▶ [OBJECTIVE]:
Review the lines that follow and copy each one that contains the word "elettronica".

BEGIN RECORD SET

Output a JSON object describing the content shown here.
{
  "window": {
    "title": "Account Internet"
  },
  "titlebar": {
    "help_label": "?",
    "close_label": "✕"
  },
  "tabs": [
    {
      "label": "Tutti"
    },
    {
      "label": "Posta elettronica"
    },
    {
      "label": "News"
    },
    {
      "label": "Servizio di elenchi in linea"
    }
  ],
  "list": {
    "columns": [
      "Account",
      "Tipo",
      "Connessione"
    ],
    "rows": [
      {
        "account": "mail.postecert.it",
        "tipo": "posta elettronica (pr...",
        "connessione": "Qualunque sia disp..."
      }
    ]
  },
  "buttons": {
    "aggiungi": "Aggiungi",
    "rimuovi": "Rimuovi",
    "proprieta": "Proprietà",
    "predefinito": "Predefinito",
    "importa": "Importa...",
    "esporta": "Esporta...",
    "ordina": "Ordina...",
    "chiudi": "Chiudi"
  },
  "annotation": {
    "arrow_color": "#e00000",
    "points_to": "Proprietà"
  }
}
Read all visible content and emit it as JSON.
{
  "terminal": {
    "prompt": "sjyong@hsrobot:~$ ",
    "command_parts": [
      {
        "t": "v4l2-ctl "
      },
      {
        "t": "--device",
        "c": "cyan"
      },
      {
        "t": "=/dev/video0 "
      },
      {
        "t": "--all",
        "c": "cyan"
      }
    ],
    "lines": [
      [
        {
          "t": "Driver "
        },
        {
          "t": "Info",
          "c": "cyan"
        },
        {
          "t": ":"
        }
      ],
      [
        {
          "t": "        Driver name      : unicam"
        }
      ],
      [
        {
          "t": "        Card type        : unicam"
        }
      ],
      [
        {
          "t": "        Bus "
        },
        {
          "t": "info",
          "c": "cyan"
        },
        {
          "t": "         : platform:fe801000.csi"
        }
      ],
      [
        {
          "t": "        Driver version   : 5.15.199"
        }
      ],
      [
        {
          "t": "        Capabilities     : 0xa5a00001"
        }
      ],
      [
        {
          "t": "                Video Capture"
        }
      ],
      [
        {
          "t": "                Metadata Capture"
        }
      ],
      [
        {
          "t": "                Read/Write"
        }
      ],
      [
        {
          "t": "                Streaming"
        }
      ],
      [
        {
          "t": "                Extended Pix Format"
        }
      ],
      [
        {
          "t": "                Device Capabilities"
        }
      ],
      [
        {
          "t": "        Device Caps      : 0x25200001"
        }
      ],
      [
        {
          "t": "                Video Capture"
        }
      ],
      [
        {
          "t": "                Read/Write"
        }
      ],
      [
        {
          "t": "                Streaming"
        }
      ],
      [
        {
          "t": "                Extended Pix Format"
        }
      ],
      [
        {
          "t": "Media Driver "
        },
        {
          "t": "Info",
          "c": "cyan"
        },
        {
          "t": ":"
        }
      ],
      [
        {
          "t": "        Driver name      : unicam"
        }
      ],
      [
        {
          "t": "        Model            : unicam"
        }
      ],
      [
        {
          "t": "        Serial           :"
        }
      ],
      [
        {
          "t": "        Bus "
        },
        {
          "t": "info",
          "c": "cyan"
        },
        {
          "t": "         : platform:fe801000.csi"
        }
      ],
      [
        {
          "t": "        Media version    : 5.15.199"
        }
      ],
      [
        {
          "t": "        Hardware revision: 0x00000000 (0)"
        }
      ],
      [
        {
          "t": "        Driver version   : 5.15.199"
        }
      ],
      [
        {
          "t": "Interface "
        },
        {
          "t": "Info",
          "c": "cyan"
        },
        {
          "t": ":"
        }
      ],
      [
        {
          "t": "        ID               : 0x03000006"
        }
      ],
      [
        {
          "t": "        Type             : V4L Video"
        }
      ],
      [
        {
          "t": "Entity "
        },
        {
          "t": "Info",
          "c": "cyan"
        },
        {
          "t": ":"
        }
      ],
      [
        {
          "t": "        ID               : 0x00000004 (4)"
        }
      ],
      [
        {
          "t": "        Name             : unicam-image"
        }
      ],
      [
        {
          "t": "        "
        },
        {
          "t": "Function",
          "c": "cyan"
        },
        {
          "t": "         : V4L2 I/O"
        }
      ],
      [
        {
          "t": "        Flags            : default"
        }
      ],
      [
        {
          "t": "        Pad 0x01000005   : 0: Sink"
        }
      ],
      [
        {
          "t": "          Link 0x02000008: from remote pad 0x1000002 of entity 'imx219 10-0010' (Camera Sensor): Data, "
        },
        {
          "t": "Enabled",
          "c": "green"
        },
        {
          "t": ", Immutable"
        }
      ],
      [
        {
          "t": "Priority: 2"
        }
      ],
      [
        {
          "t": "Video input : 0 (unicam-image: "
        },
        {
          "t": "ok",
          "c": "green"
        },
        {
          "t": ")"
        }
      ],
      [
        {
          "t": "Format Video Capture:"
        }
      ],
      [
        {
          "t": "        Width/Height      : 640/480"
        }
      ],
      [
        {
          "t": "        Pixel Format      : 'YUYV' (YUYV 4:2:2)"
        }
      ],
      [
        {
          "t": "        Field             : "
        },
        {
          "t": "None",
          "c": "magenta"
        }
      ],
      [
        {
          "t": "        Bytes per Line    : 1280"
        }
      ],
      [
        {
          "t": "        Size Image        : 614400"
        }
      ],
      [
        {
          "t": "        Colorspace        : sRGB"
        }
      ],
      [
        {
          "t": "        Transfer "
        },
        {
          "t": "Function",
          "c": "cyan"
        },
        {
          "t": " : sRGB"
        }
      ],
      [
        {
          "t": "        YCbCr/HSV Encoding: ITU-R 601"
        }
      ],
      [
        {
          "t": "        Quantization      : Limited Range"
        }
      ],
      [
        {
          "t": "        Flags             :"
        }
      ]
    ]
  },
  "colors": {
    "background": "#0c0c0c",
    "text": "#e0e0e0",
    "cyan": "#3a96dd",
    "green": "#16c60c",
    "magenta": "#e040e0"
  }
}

END RECORD SET

▶ [SOLVED PROBLEM]:
      "label": "Posta elettronica"
        "tipo": "posta elettronica (pr...",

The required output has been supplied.